Reproduce the entries verbatim, from the very beginning of the entries through the line that contains "meta-bar: 中国政府网2024年09月13日 14:56北京", with both of those lines included.

(Coordinate annotation records)

--------------------------------

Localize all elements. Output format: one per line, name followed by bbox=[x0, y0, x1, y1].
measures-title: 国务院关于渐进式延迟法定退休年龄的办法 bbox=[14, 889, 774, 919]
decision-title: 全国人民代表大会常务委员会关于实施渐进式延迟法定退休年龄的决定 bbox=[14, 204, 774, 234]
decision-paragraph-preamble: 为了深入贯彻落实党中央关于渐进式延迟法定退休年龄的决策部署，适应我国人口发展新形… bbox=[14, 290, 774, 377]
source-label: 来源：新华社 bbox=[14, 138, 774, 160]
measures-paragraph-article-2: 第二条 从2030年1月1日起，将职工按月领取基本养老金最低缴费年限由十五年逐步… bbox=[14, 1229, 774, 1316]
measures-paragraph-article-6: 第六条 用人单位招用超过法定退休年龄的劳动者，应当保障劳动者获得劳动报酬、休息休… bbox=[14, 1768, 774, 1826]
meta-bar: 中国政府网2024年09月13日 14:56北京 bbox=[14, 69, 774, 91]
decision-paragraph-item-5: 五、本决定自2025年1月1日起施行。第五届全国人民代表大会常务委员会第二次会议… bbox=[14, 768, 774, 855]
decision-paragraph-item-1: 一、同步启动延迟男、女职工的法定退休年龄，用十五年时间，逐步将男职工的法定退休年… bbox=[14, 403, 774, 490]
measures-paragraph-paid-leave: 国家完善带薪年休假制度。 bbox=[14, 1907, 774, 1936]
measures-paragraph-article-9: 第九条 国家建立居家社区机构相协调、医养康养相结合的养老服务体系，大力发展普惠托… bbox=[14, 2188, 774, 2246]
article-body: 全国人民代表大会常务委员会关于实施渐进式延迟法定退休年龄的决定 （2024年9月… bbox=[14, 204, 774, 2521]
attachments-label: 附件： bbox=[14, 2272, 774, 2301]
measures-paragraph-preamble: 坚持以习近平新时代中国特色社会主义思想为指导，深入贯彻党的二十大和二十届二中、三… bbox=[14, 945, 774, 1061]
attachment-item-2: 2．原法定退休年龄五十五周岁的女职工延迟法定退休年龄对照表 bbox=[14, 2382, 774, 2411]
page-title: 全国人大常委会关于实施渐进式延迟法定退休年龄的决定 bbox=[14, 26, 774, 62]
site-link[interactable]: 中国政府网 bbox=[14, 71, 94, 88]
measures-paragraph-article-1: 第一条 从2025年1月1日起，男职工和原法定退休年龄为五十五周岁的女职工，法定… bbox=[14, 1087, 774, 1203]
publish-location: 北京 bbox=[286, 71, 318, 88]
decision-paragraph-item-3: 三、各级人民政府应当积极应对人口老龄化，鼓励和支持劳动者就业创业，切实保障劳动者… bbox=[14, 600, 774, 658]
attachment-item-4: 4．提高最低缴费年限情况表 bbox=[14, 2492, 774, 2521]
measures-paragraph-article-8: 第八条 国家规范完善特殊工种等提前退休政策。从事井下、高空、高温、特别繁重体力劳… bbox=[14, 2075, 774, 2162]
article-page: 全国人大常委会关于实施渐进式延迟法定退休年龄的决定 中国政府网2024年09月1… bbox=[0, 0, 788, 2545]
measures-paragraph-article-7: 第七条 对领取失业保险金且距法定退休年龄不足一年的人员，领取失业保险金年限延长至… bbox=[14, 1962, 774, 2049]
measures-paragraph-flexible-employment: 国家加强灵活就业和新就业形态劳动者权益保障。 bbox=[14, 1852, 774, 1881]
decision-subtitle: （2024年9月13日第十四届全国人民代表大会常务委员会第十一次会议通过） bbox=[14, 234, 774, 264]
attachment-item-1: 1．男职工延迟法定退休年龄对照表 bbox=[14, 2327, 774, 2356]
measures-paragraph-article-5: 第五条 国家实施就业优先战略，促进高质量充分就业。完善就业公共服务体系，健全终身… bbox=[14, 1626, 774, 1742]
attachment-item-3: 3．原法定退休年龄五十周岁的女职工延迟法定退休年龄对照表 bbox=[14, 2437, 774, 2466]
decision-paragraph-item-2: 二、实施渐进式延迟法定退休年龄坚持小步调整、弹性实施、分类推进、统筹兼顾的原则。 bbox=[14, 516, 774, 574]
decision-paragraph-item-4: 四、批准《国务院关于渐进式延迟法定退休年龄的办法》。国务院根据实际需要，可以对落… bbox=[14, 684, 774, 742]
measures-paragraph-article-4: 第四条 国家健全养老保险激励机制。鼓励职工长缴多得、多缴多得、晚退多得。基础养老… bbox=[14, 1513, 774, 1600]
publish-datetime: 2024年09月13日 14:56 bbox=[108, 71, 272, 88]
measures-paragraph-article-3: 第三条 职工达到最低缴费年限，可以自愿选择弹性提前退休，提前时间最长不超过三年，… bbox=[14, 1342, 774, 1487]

--------------------------------

_Final result_:
Localize all elements. Output format: one per line, name followed by bbox=[x0, y0, x1, y1].
measures-title: 国务院关于渐进式延迟法定退休年龄的办法 bbox=[14, 889, 774, 919]
decision-title: 全国人民代表大会常务委员会关于实施渐进式延迟法定退休年龄的决定 bbox=[14, 204, 774, 234]
decision-paragraph-preamble: 为了深入贯彻落实党中央关于渐进式延迟法定退休年龄的决策部署，适应我国人口发展新形… bbox=[14, 290, 774, 377]
source-label: 来源：新华社 bbox=[14, 138, 774, 160]
measures-paragraph-article-2: 第二条 从2030年1月1日起，将职工按月领取基本养老金最低缴费年限由十五年逐步… bbox=[14, 1229, 774, 1316]
measures-paragraph-article-6: 第六条 用人单位招用超过法定退休年龄的劳动者，应当保障劳动者获得劳动报酬、休息休… bbox=[14, 1768, 774, 1826]
meta-bar: 中国政府网2024年09月13日 14:56北京 bbox=[14, 69, 774, 91]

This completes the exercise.